▶ WORK INSTRUCTIONS
Look through the listing and locate every line containing the word "metahdep"; copy those lines.

Items from a dataset
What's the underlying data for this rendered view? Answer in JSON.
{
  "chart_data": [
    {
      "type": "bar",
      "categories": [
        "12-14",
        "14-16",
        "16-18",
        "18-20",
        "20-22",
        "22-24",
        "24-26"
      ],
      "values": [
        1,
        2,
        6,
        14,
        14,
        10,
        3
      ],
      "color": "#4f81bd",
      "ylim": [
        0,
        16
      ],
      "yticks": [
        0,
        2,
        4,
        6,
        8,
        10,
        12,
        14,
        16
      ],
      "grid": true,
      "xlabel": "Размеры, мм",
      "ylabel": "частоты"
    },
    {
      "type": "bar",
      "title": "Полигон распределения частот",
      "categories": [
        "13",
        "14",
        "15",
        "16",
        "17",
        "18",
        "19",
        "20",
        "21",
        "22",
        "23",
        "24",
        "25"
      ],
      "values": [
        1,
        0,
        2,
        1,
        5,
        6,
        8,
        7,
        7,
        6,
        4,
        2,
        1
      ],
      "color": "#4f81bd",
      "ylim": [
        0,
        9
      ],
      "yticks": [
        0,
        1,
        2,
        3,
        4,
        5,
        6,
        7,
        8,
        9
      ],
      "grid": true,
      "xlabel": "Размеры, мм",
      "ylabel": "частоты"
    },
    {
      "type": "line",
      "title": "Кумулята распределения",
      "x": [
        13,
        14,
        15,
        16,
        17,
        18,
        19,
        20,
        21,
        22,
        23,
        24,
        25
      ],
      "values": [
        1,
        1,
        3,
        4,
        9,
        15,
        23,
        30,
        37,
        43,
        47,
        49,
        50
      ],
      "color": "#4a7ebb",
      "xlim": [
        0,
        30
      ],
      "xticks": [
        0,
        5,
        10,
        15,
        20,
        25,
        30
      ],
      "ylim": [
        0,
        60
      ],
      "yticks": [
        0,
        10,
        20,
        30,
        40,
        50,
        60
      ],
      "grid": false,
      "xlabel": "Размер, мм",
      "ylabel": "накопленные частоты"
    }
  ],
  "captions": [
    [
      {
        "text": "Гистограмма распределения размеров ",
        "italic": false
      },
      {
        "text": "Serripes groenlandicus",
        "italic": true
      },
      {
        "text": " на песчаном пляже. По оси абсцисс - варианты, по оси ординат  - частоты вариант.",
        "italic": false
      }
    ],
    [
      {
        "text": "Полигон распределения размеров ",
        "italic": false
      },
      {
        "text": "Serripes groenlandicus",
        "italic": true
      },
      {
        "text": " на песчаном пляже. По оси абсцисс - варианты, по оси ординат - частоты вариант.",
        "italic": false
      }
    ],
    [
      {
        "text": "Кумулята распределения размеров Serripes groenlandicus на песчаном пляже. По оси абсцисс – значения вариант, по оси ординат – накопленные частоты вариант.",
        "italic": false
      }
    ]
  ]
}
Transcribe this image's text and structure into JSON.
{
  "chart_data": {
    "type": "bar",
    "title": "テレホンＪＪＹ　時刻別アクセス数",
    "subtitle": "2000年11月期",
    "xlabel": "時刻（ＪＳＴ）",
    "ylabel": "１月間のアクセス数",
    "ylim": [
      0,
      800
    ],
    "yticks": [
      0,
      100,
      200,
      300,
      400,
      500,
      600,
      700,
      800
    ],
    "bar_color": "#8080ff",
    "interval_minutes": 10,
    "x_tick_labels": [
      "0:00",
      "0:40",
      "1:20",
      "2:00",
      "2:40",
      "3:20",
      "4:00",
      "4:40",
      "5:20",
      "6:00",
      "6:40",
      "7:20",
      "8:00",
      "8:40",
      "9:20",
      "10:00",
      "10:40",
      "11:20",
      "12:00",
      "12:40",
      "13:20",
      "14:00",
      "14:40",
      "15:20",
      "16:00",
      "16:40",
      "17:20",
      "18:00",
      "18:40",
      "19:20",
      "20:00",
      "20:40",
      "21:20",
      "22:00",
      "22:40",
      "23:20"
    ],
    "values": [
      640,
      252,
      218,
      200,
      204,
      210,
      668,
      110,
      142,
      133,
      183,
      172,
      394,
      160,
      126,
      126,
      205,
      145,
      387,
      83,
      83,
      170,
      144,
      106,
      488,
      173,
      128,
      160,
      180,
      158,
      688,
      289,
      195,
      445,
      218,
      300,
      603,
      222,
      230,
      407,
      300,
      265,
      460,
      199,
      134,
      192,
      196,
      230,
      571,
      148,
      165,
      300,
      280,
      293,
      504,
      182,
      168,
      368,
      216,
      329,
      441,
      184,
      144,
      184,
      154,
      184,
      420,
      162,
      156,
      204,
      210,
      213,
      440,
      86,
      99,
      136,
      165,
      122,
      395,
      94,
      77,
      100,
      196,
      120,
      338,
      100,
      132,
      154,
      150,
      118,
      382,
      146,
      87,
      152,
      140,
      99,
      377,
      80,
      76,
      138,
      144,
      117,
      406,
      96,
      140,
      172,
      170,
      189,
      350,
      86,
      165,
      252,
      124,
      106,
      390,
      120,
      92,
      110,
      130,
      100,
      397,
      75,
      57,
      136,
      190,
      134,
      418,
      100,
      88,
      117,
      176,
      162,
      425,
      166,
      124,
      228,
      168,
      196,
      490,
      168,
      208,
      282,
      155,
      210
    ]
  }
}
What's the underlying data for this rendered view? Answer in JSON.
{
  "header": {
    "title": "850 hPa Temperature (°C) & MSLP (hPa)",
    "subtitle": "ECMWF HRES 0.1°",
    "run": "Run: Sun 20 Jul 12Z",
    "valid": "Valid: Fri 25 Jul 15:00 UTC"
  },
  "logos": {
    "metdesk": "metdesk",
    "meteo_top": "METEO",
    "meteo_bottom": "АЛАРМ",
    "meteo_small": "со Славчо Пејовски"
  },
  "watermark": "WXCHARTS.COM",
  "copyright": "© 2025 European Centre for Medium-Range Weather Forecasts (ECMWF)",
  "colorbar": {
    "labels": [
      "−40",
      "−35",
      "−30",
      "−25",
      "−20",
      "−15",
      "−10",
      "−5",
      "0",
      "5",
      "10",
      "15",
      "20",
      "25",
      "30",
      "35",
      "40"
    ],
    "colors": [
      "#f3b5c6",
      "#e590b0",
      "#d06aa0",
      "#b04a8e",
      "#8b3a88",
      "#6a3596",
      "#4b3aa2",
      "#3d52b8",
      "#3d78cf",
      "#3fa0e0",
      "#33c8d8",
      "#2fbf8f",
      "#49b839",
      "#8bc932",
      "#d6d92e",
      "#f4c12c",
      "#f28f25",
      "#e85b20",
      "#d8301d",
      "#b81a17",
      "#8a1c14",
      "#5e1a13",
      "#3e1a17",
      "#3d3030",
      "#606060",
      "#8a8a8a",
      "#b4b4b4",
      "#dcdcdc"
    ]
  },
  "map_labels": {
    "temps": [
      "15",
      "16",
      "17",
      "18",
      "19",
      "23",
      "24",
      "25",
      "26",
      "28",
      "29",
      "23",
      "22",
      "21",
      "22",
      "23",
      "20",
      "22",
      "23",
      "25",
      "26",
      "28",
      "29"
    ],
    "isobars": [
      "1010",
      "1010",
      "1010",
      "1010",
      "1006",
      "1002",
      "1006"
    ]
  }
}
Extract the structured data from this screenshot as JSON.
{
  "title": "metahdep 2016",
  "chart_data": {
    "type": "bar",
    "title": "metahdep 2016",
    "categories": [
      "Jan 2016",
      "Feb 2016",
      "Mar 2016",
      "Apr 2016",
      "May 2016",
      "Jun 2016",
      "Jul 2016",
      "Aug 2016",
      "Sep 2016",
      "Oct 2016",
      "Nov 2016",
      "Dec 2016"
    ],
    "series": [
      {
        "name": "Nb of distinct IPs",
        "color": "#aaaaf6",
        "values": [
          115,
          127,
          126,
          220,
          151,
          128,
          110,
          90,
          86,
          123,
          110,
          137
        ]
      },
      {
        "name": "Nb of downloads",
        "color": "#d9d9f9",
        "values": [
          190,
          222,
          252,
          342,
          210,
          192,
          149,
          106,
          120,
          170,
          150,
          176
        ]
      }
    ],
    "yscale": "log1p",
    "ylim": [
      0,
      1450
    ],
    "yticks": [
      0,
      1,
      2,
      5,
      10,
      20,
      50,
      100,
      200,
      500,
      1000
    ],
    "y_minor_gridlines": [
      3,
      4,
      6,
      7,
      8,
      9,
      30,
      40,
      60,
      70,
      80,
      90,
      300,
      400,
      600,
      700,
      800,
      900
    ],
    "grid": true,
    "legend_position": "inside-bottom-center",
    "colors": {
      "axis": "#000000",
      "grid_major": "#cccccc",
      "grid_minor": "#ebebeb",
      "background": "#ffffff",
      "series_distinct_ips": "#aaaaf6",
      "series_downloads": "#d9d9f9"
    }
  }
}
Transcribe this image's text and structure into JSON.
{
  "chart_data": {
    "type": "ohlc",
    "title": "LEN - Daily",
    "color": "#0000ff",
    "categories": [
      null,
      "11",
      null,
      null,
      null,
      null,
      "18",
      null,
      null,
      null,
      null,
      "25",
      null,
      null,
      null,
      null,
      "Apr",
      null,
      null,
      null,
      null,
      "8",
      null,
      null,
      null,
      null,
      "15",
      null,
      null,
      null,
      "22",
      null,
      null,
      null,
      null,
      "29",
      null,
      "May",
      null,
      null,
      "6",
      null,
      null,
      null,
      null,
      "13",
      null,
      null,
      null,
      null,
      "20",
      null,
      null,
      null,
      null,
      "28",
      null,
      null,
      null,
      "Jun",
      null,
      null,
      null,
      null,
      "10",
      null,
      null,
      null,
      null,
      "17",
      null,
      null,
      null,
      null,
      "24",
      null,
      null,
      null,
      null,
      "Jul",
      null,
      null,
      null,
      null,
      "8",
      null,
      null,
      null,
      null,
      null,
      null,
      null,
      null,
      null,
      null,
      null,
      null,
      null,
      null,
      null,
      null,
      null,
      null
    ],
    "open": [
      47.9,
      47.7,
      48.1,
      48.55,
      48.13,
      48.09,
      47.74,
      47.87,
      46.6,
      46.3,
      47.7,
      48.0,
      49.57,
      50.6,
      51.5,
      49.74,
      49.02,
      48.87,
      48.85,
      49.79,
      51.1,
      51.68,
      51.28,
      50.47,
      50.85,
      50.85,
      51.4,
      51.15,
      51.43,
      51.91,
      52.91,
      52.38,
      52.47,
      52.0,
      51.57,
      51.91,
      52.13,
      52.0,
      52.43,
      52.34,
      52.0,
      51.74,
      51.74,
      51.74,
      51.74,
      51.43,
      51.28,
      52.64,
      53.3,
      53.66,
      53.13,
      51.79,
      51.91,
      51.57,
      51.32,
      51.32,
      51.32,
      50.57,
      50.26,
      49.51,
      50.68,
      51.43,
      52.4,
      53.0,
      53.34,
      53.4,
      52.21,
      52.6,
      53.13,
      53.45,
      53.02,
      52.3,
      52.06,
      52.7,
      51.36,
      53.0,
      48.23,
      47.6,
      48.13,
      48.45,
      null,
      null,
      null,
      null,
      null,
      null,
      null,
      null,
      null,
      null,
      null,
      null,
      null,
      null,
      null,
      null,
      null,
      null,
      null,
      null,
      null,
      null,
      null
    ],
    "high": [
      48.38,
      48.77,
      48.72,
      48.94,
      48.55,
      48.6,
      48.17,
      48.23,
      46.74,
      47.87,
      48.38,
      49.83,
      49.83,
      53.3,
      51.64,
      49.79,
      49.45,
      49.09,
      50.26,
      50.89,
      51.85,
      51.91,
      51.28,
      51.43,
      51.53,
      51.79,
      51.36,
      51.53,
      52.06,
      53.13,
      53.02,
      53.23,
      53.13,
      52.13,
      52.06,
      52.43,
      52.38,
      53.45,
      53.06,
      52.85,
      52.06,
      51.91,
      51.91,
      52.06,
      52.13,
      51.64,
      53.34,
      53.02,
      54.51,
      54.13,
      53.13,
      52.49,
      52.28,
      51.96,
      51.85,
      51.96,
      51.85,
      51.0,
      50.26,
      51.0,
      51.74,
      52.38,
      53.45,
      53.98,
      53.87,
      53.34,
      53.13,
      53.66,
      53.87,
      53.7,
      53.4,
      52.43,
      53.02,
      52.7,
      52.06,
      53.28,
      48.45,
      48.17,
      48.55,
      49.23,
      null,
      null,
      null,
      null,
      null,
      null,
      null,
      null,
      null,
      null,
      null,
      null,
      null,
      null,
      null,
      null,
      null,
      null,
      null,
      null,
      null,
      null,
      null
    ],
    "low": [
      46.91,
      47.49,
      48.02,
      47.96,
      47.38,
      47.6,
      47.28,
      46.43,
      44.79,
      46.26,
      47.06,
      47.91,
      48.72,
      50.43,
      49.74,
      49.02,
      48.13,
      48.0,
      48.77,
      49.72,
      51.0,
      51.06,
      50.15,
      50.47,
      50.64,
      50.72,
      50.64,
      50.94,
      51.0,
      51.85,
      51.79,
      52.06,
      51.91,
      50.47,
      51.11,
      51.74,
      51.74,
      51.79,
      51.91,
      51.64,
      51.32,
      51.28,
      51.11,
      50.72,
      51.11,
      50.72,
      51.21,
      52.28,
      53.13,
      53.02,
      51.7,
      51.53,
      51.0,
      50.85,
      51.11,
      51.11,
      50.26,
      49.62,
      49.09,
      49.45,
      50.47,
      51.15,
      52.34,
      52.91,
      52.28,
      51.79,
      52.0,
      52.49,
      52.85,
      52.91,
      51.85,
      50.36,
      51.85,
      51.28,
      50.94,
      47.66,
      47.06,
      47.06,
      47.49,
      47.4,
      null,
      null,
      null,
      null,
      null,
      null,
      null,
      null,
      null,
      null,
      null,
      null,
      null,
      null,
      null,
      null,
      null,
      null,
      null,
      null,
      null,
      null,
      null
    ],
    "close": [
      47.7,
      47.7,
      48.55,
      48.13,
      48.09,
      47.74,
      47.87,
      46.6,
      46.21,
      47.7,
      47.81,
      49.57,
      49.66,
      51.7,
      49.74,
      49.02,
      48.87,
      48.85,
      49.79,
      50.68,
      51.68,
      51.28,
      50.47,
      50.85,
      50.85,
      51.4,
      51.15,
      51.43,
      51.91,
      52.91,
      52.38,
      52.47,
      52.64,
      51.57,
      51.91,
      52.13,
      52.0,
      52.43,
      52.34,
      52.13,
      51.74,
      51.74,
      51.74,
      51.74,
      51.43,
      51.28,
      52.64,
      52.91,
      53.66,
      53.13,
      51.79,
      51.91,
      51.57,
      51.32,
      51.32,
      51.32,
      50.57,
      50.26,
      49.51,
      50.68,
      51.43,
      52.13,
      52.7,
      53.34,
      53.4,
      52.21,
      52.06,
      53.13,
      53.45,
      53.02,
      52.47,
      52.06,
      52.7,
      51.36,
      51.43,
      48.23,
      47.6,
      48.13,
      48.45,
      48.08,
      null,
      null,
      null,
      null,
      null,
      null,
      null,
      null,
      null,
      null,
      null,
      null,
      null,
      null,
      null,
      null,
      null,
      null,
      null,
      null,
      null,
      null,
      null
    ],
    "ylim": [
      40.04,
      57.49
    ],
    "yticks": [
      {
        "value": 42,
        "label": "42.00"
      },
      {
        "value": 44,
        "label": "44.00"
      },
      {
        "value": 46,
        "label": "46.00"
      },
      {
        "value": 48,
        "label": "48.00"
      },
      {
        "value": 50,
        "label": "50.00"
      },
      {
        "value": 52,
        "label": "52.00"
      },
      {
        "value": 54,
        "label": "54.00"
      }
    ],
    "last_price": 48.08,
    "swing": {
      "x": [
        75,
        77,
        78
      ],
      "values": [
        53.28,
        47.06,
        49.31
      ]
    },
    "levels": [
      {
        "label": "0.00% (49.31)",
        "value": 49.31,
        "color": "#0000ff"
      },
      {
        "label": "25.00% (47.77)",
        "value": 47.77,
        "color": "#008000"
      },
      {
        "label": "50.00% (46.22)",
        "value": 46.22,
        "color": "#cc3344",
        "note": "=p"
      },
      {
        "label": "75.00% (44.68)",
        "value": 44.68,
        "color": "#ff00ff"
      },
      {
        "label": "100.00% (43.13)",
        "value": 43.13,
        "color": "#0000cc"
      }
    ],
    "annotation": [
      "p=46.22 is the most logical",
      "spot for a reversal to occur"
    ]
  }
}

▶ EXERCISE RESPONSE
  "title": "metahdep 2016",
    "title": "metahdep 2016",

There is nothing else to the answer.